• PROBLEM TO WORK ON
Go through the records line by line and work out how many lines hold the word "Referenz". Answer with the number only.

• RECORDED DATA
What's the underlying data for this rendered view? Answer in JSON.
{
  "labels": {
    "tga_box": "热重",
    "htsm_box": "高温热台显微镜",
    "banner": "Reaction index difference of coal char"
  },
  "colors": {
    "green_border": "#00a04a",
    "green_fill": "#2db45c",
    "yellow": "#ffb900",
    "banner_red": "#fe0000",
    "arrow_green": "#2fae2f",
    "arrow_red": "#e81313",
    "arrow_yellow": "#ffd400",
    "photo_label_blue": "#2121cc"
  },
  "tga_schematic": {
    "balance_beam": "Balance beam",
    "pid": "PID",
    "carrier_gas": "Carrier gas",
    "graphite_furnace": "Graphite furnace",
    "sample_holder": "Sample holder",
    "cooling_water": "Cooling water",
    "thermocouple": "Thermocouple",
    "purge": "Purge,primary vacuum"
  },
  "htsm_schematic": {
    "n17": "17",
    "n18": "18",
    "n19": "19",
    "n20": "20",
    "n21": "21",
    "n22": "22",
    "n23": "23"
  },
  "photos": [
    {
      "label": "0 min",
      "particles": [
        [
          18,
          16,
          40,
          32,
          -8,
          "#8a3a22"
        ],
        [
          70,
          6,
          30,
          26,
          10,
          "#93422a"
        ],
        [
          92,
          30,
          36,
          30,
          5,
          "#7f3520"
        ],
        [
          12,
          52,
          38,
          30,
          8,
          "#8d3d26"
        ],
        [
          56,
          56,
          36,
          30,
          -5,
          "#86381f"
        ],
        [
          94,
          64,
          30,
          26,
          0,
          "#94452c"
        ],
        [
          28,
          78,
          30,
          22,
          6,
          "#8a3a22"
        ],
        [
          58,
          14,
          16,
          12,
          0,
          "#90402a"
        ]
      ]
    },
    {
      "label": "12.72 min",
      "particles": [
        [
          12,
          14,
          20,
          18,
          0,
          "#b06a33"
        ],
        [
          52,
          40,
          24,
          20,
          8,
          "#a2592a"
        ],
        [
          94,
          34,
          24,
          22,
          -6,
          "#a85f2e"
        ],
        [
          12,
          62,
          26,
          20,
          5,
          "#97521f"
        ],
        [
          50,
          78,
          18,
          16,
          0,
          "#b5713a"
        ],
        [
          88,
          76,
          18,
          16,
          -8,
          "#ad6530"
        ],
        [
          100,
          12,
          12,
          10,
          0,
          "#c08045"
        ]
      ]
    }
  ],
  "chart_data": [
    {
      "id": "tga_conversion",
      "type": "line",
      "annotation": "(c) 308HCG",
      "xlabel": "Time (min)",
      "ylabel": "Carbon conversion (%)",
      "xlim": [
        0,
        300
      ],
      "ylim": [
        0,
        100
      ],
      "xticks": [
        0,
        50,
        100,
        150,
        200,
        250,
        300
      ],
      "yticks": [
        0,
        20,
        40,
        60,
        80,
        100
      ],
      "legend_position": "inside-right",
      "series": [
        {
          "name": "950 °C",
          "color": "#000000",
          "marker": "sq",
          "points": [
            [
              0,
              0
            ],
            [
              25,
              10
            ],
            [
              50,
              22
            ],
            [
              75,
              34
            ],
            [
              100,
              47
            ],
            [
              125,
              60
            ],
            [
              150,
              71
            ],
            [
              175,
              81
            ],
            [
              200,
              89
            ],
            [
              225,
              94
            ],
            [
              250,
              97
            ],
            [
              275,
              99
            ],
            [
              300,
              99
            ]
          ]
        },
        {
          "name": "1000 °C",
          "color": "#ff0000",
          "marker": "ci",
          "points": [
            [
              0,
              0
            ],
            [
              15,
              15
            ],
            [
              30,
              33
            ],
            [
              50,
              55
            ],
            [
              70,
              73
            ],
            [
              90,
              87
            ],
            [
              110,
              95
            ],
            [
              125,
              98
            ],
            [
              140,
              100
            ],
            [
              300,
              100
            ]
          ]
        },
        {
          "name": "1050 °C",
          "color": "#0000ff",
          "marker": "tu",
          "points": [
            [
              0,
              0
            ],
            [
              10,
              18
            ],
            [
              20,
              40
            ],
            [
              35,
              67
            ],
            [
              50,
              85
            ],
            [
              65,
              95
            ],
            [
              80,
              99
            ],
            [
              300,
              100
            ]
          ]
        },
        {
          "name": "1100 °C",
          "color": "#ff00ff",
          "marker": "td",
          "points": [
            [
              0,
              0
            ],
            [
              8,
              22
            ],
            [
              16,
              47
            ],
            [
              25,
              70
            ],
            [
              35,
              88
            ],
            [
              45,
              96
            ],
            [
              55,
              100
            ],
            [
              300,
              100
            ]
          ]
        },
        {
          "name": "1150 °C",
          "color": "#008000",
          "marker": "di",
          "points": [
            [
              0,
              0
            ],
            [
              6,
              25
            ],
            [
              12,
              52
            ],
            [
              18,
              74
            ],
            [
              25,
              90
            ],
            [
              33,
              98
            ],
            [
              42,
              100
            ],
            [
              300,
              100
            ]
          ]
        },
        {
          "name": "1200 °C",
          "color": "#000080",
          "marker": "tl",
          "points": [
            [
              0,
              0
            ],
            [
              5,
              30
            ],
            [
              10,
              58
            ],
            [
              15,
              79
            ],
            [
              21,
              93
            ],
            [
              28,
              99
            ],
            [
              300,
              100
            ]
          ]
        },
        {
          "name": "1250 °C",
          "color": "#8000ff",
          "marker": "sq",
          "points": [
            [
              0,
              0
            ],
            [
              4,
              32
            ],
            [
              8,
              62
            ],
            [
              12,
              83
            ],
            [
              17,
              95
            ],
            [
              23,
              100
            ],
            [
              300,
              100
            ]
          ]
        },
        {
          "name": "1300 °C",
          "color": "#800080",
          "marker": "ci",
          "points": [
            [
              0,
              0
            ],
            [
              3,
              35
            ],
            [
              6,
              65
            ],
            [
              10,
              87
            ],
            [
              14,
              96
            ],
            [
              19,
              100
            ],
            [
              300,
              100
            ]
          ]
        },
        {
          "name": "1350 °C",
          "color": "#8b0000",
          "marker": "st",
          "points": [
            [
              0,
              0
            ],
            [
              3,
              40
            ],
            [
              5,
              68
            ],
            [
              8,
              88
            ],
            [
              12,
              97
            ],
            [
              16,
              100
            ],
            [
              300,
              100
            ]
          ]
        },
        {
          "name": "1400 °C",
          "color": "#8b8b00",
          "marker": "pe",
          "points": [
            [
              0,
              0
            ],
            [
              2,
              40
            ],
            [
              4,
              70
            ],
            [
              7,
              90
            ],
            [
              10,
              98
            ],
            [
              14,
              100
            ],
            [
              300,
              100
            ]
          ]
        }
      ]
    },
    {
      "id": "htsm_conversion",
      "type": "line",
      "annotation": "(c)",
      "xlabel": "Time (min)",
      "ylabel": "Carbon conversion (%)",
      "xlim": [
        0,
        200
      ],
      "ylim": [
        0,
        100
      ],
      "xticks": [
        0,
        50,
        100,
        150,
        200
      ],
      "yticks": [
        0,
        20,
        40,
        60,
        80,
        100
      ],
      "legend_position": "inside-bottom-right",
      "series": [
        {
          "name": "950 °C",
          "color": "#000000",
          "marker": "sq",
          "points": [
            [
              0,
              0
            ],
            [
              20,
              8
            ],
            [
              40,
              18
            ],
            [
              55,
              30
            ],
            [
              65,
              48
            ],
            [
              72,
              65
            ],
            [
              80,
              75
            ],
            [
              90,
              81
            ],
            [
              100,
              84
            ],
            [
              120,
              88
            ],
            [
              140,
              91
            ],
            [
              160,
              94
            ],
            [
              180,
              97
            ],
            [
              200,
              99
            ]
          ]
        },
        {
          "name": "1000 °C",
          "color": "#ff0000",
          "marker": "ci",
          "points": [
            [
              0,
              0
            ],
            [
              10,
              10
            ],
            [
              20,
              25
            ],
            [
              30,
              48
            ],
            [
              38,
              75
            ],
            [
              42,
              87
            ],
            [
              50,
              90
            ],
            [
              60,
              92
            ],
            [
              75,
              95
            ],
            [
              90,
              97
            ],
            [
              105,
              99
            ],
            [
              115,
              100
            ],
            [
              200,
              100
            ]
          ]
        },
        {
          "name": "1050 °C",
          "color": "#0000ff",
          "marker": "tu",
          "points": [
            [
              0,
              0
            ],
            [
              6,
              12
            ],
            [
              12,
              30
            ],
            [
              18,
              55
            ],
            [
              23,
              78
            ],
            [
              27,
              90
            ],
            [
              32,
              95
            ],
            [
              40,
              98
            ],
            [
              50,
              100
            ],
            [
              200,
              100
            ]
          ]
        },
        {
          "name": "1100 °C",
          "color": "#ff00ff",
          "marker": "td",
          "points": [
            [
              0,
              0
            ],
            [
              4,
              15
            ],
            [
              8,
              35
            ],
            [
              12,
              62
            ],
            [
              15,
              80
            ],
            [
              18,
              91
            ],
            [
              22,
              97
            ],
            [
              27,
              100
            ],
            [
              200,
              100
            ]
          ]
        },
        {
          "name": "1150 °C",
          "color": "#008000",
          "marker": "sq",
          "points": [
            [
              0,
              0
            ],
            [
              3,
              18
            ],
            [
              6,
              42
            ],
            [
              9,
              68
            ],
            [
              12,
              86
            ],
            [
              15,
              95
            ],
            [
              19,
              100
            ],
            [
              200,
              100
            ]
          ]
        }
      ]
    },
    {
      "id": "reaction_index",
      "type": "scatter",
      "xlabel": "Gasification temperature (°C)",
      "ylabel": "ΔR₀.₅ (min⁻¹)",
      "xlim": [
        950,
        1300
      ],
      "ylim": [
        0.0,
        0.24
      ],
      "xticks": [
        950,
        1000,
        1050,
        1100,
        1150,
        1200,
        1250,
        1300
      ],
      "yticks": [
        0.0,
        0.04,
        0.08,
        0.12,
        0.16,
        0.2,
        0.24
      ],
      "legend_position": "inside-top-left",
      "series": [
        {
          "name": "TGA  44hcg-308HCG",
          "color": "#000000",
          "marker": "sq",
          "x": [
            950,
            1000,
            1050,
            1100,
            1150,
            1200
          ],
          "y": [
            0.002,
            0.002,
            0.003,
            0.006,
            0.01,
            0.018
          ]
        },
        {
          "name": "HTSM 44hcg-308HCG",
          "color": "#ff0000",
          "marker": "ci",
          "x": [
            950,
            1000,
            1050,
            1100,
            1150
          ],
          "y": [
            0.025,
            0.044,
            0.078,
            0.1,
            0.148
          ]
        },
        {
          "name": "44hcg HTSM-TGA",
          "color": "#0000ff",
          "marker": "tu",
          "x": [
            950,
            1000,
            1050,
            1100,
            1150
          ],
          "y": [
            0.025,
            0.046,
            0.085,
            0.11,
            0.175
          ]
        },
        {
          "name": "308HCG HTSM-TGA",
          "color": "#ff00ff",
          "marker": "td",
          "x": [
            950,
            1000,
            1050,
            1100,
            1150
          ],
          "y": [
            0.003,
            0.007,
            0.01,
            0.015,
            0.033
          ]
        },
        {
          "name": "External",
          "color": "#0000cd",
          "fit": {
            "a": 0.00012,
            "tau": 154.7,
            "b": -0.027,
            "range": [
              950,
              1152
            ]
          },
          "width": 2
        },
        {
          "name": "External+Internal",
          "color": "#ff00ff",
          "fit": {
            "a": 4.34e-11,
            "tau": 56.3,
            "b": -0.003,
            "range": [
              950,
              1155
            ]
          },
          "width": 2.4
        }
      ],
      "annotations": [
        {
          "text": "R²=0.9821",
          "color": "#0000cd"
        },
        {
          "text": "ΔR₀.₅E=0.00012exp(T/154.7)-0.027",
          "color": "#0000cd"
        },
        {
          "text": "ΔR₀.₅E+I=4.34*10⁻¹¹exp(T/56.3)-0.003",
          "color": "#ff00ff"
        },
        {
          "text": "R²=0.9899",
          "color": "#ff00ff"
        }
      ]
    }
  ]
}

...

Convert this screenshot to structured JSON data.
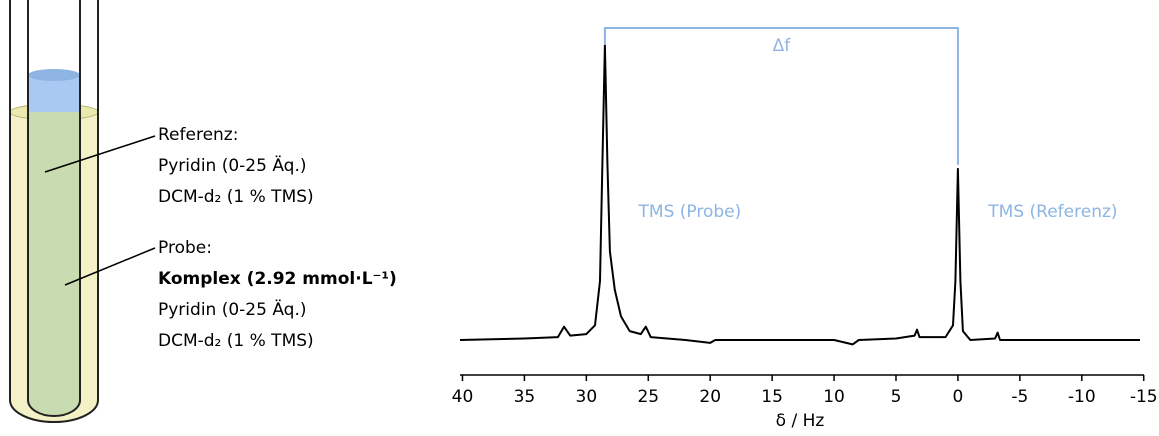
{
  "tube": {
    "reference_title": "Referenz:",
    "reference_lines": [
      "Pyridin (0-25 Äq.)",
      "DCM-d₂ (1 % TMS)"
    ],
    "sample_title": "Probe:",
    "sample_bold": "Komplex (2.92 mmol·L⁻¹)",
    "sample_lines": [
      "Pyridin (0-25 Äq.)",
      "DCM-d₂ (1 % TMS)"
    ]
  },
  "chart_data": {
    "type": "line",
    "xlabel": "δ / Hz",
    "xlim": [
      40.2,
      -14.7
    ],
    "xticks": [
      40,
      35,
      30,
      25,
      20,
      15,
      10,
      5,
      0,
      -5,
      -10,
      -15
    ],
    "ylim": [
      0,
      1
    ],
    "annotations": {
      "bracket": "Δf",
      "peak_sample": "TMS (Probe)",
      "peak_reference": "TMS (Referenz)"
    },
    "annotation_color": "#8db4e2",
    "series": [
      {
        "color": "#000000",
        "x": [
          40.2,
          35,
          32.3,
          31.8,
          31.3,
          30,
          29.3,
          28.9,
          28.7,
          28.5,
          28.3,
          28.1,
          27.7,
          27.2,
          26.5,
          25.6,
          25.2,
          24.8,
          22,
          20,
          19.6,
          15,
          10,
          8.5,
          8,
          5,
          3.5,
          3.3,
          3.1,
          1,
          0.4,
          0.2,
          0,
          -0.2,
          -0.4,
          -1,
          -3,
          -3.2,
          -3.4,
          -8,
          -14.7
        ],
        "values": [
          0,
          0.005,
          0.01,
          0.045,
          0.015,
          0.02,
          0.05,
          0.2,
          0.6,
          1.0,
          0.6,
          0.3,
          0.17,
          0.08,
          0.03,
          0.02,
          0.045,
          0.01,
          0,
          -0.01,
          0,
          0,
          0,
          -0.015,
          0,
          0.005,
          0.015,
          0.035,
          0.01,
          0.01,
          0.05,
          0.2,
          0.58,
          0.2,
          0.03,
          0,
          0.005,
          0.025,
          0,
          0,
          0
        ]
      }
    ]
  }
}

• COMPLETE OUTPUT
2